Data records start

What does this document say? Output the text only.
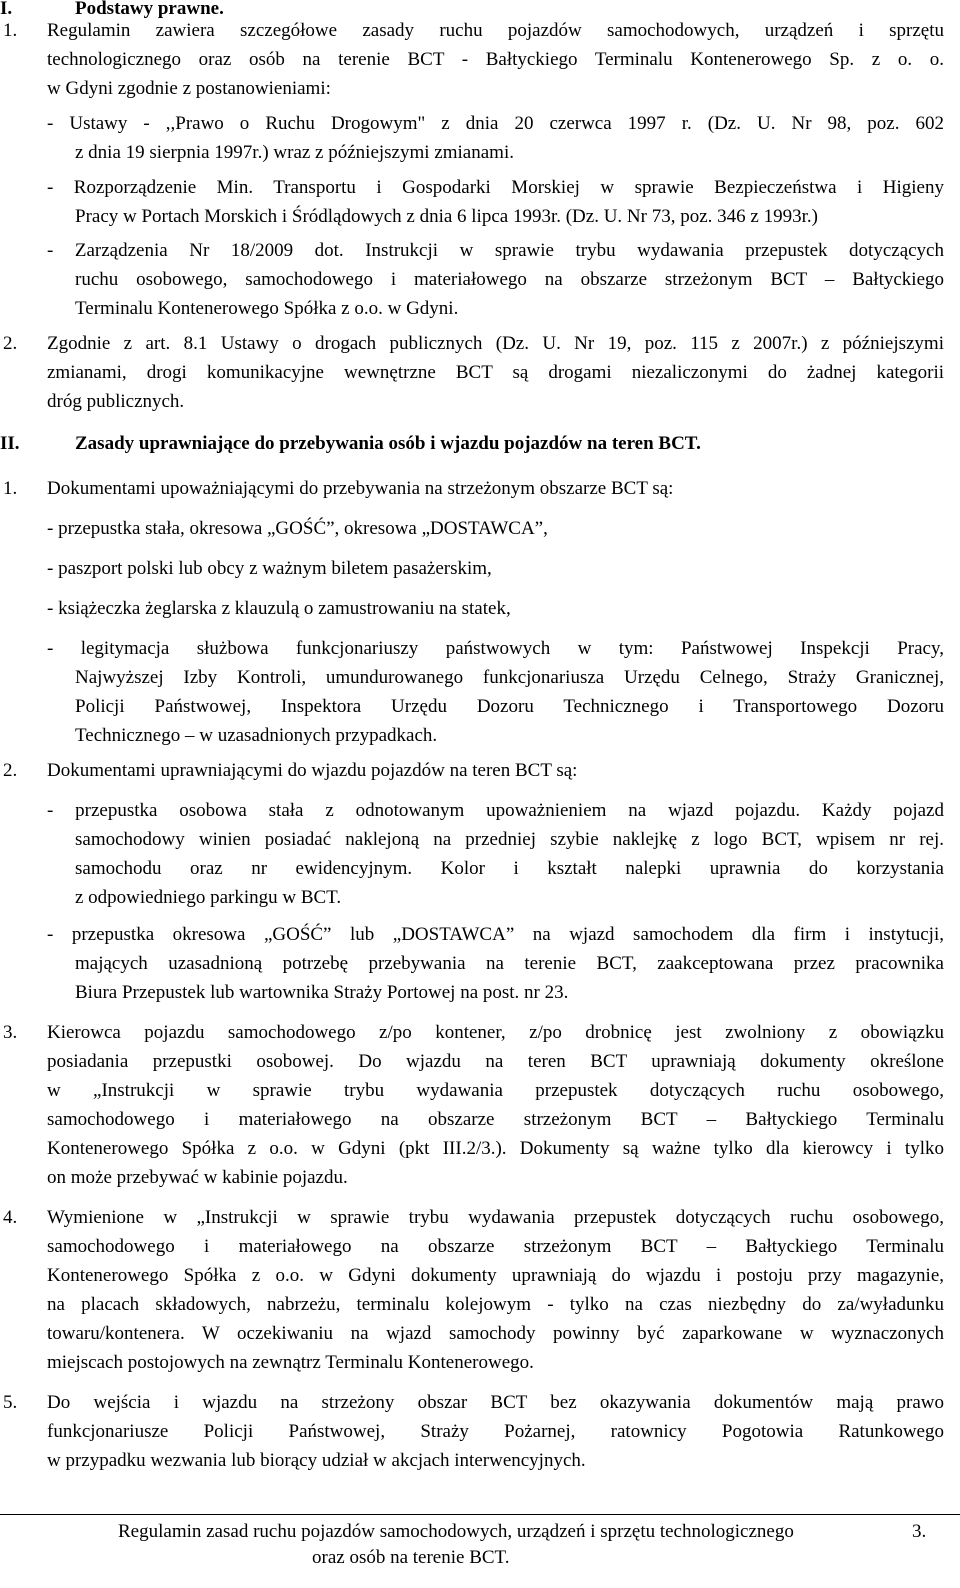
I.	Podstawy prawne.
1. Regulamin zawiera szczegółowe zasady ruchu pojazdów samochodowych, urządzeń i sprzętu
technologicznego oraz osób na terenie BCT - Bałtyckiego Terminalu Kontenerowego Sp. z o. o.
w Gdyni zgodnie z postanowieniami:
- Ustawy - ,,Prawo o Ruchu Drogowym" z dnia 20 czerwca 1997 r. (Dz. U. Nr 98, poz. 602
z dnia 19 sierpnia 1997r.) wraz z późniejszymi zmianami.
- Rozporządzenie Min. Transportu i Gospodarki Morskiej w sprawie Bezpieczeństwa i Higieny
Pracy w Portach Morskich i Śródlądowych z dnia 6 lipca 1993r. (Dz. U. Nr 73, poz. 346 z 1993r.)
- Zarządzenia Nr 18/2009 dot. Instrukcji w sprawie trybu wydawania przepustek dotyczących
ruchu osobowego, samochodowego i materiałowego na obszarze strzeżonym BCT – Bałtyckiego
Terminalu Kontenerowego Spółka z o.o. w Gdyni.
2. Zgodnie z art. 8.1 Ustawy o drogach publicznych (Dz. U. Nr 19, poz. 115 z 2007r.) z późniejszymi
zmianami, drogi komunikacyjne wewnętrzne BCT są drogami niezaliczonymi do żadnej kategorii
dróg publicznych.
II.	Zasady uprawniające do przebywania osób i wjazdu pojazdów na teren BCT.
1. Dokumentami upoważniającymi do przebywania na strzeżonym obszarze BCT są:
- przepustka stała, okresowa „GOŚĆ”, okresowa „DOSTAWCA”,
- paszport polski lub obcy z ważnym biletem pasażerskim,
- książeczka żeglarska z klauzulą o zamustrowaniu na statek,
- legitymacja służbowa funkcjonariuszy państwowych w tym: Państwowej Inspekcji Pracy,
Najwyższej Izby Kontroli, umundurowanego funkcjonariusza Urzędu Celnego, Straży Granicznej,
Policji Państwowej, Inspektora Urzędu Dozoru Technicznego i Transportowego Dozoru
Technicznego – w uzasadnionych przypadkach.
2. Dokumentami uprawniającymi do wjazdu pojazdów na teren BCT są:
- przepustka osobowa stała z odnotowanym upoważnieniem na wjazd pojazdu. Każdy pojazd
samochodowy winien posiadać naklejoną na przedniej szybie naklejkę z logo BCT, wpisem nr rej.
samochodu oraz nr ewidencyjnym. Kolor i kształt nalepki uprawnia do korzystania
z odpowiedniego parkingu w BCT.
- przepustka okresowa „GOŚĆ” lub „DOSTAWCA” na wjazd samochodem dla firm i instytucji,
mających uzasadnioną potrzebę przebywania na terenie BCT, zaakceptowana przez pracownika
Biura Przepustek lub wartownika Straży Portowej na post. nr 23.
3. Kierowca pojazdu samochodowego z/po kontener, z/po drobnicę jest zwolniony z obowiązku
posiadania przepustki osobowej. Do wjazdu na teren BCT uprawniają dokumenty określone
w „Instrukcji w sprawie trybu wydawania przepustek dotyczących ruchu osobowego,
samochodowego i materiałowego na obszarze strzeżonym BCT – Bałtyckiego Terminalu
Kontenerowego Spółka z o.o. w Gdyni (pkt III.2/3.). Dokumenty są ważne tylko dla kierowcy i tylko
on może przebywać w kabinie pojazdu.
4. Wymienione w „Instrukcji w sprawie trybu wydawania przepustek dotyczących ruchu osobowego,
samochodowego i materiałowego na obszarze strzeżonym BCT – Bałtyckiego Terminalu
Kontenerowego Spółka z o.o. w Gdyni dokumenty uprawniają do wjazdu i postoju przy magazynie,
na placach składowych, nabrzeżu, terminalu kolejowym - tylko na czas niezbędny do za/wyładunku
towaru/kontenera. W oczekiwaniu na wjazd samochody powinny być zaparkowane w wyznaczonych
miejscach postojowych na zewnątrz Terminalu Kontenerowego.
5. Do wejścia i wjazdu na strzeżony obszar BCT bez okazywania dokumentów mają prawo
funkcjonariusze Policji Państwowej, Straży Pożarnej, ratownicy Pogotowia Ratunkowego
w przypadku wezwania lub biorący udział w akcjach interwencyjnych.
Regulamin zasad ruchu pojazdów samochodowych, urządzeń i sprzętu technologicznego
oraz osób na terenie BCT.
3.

Data records end

◆ Task description
Skip the images and write out the rest of the listing exactly.

◆ Written solution
What does this document say? Output the text only.
I.	Podstawy prawne.
1. Regulamin zawiera szczegółowe zasady ruchu pojazdów samochodowych, urządzeń i sprzętu
technologicznego oraz osób na terenie BCT - Bałtyckiego Terminalu Kontenerowego Sp. z o. o.
w Gdyni zgodnie z postanowieniami:
- Ustawy - ,,Prawo o Ruchu Drogowym" z dnia 20 czerwca 1997 r. (Dz. U. Nr 98, poz. 602
z dnia 19 sierpnia 1997r.) wraz z późniejszymi zmianami.
- Rozporządzenie Min. Transportu i Gospodarki Morskiej w sprawie Bezpieczeństwa i Higieny
Pracy w Portach Morskich i Śródlądowych z dnia 6 lipca 1993r. (Dz. U. Nr 73, poz. 346 z 1993r.)
- Zarządzenia Nr 18/2009 dot. Instrukcji w sprawie trybu wydawania przepustek dotyczących
ruchu osobowego, samochodowego i materiałowego na obszarze strzeżonym BCT – Bałtyckiego
Terminalu Kontenerowego Spółka z o.o. w Gdyni.
2. Zgodnie z art. 8.1 Ustawy o drogach publicznych (Dz. U. Nr 19, poz. 115 z 2007r.) z późniejszymi
zmianami, drogi komunikacyjne wewnętrzne BCT są drogami niezaliczonymi do żadnej kategorii
dróg publicznych.
II.	Zasady uprawniające do przebywania osób i wjazdu pojazdów na teren BCT.
1. Dokumentami upoważniającymi do przebywania na strzeżonym obszarze BCT są:
- przepustka stała, okresowa „GOŚĆ”, okresowa „DOSTAWCA”,
- paszport polski lub obcy z ważnym biletem pasażerskim,
- książeczka żeglarska z klauzulą o zamustrowaniu na statek,
- legitymacja służbowa funkcjonariuszy państwowych w tym: Państwowej Inspekcji Pracy,
Najwyższej Izby Kontroli, umundurowanego funkcjonariusza Urzędu Celnego, Straży Granicznej,
Policji Państwowej, Inspektora Urzędu Dozoru Technicznego i Transportowego Dozoru
Technicznego – w uzasadnionych przypadkach.
2. Dokumentami uprawniającymi do wjazdu pojazdów na teren BCT są:
- przepustka osobowa stała z odnotowanym upoważnieniem na wjazd pojazdu. Każdy pojazd
samochodowy winien posiadać naklejoną na przedniej szybie naklejkę z logo BCT, wpisem nr rej.
samochodu oraz nr ewidencyjnym. Kolor i kształt nalepki uprawnia do korzystania
z odpowiedniego parkingu w BCT.
- przepustka okresowa „GOŚĆ” lub „DOSTAWCA” na wjazd samochodem dla firm i instytucji,
mających uzasadnioną potrzebę przebywania na terenie BCT, zaakceptowana przez pracownika
Biura Przepustek lub wartownika Straży Portowej na post. nr 23.
3. Kierowca pojazdu samochodowego z/po kontener, z/po drobnicę jest zwolniony z obowiązku
posiadania przepustki osobowej. Do wjazdu na teren BCT uprawniają dokumenty określone
w „Instrukcji w sprawie trybu wydawania przepustek dotyczących ruchu osobowego,
samochodowego i materiałowego na obszarze strzeżonym BCT – Bałtyckiego Terminalu
Kontenerowego Spółka z o.o. w Gdyni (pkt III.2/3.). Dokumenty są ważne tylko dla kierowcy i tylko
on może przebywać w kabinie pojazdu.
4. Wymienione w „Instrukcji w sprawie trybu wydawania przepustek dotyczących ruchu osobowego,
samochodowego i materiałowego na obszarze strzeżonym BCT – Bałtyckiego Terminalu
Kontenerowego Spółka z o.o. w Gdyni dokumenty uprawniają do wjazdu i postoju przy magazynie,
na placach składowych, nabrzeżu, terminalu kolejowym - tylko na czas niezbędny do za/wyładunku
towaru/kontenera. W oczekiwaniu na wjazd samochody powinny być zaparkowane w wyznaczonych
miejscach postojowych na zewnątrz Terminalu Kontenerowego.
5. Do wejścia i wjazdu na strzeżony obszar BCT bez okazywania dokumentów mają prawo
funkcjonariusze Policji Państwowej, Straży Pożarnej, ratownicy Pogotowia Ratunkowego
w przypadku wezwania lub biorący udział w akcjach interwencyjnych.
Regulamin zasad ruchu pojazdów samochodowych, urządzeń i sprzętu technologicznego
oraz osób na terenie BCT.
3.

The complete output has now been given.